◆ **Instructions to follow**:
Which lines contain the string "Marginal"? Please list every one of them.

◆ **Supplied information**:
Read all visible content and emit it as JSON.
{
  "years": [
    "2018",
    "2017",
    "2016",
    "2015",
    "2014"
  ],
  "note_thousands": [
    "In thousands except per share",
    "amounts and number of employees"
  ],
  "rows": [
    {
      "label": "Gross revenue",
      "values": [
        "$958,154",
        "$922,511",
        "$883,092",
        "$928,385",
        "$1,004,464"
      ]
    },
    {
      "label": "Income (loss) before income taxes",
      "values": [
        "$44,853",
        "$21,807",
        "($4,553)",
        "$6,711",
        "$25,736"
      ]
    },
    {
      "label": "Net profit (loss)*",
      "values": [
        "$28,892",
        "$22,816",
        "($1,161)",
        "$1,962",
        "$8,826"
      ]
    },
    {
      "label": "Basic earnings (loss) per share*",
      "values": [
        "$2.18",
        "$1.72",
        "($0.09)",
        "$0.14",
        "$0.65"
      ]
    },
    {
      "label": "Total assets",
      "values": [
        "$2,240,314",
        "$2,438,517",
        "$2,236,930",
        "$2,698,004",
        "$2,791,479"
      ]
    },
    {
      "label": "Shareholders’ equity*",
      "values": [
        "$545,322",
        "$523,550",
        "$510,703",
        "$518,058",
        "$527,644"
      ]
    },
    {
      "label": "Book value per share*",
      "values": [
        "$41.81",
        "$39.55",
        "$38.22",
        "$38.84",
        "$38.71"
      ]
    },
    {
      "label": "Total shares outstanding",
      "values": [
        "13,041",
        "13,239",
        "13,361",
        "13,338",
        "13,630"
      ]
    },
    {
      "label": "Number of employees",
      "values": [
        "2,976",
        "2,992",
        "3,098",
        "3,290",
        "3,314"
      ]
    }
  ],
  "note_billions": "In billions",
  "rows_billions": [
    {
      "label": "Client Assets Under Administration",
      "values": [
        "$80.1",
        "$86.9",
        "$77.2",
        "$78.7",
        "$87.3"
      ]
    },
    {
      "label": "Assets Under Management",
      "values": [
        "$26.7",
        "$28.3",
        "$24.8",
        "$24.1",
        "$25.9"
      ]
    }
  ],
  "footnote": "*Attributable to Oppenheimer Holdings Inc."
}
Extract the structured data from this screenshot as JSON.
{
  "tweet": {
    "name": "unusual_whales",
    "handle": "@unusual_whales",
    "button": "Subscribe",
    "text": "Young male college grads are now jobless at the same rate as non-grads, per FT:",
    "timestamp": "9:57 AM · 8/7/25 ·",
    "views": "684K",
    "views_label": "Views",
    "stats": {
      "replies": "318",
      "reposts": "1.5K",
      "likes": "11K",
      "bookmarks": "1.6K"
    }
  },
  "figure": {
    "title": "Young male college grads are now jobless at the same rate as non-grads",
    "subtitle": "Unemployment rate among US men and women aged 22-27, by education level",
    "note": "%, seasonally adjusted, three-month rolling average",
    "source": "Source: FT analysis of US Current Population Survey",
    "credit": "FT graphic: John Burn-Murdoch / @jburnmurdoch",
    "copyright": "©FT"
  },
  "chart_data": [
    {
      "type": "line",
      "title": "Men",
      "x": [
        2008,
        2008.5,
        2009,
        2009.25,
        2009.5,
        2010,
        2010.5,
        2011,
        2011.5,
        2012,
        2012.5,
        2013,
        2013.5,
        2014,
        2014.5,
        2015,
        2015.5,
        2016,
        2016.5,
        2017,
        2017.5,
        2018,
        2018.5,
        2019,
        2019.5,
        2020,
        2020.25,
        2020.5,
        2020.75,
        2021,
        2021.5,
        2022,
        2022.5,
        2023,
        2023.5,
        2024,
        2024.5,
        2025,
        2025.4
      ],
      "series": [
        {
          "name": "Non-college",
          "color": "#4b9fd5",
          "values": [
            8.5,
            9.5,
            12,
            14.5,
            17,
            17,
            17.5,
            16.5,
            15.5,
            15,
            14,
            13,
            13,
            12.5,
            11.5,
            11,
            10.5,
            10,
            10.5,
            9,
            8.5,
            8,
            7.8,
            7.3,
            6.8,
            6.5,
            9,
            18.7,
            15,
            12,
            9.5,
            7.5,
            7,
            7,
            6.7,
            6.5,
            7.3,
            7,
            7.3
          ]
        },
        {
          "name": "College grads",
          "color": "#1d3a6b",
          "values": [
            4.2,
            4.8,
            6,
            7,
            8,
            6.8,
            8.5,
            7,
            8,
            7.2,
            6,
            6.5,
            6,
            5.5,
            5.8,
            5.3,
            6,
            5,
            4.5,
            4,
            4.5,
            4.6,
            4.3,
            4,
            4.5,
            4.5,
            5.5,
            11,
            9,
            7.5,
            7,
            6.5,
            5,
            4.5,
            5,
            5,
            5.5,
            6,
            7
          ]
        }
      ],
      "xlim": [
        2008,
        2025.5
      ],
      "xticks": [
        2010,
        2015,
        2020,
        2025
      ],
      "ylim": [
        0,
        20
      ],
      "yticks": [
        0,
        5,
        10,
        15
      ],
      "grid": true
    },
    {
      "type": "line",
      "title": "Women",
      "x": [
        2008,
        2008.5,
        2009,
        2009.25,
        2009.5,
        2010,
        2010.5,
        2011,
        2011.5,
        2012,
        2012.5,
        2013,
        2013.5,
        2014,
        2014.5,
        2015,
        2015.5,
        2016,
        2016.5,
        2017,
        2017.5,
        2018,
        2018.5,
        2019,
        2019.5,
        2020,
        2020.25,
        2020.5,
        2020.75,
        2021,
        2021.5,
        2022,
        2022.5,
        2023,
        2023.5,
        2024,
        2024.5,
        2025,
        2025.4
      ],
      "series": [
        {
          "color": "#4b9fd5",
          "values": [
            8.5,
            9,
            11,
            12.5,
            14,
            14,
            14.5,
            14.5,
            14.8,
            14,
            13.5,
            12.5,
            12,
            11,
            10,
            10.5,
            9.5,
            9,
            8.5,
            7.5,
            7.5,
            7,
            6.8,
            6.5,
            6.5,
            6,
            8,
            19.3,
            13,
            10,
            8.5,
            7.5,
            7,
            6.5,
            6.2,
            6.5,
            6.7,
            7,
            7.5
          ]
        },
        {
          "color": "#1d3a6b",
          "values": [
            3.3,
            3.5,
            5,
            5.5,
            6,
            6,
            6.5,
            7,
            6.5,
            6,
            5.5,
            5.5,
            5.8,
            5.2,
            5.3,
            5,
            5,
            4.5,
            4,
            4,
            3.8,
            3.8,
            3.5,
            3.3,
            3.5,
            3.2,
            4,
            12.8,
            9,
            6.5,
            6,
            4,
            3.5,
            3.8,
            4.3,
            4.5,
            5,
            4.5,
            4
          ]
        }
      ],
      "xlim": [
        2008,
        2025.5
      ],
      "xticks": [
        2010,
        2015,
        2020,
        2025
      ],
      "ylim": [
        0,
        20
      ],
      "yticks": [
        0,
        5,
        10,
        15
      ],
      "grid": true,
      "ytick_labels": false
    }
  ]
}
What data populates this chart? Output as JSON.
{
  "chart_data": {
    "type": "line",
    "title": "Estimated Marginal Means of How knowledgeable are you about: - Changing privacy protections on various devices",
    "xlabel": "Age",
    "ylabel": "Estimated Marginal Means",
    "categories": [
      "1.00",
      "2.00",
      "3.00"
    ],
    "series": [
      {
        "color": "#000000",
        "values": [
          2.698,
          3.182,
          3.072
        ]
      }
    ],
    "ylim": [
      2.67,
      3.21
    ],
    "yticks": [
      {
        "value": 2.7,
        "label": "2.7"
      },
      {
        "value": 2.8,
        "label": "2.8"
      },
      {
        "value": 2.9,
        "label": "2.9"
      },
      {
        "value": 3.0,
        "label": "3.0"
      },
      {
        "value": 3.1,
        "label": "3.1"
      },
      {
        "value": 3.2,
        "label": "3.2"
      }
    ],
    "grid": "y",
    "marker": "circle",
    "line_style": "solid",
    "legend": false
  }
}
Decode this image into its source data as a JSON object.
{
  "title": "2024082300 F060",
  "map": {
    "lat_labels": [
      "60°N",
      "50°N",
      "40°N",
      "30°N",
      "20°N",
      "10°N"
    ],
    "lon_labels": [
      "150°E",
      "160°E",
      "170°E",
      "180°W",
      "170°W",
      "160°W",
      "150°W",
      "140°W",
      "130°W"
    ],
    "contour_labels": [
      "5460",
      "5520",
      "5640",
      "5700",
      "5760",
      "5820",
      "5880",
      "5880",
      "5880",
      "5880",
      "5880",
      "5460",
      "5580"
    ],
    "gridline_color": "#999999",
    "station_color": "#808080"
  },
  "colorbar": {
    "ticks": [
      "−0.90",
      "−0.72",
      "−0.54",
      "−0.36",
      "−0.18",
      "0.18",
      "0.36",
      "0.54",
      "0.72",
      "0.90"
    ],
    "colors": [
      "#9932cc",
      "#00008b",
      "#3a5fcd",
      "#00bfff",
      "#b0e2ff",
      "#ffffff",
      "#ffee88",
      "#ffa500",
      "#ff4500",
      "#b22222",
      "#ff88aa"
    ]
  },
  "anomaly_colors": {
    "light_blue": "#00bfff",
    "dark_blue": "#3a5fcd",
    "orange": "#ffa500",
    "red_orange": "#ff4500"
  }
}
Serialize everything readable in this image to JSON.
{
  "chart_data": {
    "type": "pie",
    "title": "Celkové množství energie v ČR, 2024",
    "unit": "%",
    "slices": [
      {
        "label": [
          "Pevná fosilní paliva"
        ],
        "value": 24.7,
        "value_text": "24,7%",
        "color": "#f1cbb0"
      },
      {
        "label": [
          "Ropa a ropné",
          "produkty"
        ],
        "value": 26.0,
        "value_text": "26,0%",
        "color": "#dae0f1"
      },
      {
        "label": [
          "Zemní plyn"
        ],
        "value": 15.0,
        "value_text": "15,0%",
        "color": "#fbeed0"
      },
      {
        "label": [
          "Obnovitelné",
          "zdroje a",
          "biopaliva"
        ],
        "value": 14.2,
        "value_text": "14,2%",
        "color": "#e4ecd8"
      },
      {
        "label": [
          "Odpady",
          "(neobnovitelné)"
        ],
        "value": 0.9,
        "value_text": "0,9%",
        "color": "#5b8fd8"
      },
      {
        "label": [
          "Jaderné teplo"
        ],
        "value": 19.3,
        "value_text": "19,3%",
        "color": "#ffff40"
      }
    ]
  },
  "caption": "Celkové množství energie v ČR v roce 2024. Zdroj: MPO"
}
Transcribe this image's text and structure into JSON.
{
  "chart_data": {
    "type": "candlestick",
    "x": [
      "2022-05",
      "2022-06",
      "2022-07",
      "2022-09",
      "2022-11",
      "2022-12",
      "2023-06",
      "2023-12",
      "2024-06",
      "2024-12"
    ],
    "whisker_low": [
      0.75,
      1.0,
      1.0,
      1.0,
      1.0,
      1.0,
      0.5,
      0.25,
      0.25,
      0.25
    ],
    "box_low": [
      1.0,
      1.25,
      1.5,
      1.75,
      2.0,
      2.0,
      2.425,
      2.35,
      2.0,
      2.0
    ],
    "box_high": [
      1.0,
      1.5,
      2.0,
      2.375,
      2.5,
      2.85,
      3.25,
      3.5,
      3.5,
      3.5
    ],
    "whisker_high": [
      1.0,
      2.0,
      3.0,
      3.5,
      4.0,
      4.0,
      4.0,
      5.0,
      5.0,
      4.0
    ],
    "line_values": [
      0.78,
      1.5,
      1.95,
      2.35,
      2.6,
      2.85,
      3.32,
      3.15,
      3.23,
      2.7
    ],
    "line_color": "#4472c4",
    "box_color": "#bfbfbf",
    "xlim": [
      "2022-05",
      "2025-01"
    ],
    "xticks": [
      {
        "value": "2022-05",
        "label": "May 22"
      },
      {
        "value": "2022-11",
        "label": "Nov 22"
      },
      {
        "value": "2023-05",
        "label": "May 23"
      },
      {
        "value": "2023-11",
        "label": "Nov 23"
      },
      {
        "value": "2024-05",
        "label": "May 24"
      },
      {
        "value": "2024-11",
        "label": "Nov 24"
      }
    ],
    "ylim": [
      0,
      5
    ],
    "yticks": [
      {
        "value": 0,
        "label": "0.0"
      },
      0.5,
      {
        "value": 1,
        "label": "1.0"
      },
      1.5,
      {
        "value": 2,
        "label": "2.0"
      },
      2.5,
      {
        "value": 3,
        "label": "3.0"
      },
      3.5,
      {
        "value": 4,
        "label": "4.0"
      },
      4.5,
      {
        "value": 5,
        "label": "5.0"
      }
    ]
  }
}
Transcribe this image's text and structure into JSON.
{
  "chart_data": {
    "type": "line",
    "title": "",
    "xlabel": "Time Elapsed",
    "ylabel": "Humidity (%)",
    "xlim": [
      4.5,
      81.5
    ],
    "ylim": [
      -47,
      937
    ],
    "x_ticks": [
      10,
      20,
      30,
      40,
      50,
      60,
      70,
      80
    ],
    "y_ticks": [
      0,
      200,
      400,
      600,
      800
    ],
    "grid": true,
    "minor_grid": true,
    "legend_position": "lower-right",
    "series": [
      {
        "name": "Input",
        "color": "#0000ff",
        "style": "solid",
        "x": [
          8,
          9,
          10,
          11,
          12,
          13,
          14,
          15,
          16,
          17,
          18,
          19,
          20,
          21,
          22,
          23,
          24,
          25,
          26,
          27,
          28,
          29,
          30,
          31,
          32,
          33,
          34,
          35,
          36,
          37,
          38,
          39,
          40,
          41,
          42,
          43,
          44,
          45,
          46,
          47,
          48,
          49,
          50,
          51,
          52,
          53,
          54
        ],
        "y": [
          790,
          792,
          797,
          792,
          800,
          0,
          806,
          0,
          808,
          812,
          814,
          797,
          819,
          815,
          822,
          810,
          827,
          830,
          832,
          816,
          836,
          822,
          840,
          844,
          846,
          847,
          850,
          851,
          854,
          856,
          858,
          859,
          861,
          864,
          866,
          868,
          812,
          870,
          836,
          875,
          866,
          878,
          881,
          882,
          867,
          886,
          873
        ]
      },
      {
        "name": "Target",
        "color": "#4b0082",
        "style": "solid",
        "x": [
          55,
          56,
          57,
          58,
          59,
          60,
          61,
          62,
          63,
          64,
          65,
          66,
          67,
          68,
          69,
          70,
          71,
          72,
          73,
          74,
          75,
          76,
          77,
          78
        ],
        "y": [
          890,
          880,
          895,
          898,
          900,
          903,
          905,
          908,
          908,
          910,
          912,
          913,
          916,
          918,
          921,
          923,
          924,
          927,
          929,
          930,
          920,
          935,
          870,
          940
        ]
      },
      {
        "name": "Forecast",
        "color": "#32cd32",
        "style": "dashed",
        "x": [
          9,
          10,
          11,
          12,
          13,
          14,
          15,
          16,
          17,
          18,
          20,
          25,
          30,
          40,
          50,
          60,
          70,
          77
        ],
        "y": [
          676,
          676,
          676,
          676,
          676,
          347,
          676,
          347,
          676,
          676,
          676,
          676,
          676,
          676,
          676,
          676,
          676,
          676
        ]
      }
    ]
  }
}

◆ **Expected output**:
    "title": "Estimated Marginal Means of How knowledgeable are you about: - Changing privacy protections on various devices",
    "ylabel": "Estimated Marginal Means",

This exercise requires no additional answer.